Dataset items
--*--

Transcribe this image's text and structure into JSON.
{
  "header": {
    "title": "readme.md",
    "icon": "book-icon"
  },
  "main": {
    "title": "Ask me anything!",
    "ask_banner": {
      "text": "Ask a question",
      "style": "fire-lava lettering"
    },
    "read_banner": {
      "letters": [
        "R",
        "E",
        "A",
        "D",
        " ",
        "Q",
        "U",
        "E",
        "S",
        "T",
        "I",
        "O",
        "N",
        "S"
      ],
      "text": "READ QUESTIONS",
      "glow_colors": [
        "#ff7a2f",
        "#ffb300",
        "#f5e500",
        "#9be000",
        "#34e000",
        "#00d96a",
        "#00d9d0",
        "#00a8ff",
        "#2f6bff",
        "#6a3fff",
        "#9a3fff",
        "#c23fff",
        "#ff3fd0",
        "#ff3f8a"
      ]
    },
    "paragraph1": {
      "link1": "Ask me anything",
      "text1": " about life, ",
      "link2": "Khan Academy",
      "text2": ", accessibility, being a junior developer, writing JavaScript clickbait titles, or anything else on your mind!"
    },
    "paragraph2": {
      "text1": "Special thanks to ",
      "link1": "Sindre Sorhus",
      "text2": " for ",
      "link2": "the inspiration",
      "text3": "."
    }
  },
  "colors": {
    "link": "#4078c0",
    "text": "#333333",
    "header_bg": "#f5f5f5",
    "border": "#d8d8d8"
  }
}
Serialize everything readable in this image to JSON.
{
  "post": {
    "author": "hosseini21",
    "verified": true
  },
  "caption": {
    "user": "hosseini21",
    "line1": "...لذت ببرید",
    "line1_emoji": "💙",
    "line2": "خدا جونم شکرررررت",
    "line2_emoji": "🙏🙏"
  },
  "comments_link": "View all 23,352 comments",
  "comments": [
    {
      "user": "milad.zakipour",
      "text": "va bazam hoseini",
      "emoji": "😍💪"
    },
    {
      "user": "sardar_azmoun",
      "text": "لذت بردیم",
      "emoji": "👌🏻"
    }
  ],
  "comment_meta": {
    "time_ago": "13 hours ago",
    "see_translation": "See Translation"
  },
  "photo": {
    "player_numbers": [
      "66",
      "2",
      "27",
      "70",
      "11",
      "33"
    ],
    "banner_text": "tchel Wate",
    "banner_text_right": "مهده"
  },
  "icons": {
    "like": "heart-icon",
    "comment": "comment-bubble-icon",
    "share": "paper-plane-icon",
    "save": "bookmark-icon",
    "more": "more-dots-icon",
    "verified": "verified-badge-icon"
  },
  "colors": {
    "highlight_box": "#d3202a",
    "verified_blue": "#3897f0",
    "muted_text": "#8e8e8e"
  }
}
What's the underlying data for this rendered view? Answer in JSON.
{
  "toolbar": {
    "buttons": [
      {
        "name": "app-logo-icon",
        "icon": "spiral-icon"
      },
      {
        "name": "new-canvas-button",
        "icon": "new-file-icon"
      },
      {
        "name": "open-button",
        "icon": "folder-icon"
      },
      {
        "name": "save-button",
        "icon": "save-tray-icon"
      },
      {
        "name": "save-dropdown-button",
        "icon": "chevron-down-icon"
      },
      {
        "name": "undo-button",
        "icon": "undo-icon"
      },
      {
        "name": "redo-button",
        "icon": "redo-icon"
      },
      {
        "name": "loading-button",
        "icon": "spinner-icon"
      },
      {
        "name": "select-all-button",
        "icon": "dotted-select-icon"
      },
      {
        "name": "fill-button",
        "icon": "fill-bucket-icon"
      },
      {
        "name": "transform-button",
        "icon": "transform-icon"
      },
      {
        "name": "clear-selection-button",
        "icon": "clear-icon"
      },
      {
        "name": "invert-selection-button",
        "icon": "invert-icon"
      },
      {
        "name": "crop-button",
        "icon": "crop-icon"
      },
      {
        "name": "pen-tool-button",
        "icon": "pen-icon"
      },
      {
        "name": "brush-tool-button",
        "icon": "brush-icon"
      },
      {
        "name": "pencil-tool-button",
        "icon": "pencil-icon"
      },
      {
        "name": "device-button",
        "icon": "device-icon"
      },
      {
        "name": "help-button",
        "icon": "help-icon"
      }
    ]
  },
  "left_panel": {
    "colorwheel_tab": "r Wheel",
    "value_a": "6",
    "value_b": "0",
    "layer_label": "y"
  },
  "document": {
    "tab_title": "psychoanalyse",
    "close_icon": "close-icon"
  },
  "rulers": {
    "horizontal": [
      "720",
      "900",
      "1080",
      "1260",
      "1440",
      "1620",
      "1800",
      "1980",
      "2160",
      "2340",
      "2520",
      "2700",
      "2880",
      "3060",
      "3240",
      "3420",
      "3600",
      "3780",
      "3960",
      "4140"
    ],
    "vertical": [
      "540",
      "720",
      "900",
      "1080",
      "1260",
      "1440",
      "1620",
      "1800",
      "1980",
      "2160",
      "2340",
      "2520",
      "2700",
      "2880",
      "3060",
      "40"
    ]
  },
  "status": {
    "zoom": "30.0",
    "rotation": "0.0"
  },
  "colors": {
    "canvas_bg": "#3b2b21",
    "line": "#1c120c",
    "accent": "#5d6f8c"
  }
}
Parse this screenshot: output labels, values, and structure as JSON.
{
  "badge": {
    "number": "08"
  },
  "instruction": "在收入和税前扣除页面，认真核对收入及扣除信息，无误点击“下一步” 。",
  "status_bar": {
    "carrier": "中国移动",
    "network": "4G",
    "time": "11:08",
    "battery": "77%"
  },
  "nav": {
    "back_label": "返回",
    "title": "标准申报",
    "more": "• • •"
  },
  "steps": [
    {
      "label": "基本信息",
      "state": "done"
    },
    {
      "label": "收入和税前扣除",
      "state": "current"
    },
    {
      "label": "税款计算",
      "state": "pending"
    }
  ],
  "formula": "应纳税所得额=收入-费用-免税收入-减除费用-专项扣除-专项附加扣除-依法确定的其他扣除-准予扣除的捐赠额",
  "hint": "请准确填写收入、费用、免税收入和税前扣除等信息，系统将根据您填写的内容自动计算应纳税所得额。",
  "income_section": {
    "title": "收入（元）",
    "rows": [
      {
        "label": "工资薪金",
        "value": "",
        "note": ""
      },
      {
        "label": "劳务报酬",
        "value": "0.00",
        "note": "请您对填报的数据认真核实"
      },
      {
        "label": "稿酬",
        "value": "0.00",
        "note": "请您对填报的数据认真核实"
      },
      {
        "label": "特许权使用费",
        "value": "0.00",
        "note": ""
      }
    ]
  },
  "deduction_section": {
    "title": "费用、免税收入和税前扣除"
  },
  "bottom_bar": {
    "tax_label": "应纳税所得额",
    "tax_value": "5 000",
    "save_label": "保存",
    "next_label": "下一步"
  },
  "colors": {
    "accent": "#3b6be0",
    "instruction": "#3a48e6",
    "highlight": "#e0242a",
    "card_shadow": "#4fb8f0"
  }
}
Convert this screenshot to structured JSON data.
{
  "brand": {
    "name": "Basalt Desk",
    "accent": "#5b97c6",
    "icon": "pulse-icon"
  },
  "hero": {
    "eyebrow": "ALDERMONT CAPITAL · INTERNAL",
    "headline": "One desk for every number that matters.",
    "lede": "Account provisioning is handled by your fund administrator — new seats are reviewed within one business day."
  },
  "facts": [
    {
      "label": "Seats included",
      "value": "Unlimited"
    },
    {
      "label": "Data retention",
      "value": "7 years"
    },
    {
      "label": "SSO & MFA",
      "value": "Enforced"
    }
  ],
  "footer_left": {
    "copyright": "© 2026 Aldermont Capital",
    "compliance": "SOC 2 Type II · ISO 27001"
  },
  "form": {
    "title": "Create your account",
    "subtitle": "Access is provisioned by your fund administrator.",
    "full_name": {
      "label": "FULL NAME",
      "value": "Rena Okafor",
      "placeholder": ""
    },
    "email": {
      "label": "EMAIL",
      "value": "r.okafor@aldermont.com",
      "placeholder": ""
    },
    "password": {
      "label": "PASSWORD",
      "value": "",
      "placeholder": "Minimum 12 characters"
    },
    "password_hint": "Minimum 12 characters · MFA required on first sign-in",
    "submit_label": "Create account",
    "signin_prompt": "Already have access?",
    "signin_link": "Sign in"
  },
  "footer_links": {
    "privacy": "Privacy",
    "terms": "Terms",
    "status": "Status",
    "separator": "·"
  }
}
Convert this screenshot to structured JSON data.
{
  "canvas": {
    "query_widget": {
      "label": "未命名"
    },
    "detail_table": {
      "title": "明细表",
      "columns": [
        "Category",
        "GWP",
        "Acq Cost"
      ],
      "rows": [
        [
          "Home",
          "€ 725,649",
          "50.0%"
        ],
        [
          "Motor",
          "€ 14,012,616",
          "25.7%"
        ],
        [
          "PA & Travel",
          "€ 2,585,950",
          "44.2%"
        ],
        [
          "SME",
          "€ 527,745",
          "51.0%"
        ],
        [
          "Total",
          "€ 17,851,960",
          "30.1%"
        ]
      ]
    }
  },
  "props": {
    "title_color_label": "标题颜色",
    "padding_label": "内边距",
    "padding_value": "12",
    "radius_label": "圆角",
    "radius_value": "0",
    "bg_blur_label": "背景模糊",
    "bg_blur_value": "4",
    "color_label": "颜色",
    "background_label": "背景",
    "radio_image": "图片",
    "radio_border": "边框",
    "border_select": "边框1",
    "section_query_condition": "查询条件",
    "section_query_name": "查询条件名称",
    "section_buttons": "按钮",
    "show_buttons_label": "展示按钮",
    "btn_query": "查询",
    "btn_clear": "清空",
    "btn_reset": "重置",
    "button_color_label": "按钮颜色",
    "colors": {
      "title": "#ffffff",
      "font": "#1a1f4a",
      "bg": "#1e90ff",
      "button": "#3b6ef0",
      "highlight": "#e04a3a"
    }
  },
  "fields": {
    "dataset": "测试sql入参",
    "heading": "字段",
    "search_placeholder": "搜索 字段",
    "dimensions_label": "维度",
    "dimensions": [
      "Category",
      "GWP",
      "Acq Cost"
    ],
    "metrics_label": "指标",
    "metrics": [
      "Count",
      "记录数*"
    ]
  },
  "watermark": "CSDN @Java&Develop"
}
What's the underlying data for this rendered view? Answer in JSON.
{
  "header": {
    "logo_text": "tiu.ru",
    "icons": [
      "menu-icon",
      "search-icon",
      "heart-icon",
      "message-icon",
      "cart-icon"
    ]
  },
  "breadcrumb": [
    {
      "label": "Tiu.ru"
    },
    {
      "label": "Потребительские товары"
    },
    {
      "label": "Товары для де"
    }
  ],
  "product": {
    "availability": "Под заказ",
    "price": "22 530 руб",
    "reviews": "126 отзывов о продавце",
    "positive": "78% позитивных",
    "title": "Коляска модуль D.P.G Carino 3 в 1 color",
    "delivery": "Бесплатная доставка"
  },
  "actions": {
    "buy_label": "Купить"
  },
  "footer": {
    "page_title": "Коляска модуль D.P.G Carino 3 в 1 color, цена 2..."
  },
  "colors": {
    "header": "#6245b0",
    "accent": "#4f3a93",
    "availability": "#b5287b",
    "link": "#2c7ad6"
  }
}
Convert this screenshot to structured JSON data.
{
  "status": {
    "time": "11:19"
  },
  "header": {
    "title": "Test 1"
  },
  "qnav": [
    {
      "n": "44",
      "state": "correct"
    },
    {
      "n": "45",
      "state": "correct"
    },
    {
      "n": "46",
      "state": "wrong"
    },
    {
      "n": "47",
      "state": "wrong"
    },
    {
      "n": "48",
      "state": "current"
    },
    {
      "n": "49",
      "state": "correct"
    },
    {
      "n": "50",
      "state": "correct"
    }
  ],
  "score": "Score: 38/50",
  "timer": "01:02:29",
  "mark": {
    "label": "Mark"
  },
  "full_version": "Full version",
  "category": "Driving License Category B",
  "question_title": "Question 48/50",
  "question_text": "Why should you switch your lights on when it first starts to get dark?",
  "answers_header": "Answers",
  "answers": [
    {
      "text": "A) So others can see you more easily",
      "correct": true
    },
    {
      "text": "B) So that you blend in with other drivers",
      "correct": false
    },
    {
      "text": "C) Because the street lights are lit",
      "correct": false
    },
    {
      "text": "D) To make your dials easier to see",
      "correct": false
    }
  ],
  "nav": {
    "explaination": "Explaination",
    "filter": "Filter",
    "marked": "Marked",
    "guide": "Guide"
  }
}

--*--

**Brief**
Identify which lines contain the word "Category" and copy each one.

**Answer for the task**
        "Category",
      "Category",
  "category": "Driving License Category B",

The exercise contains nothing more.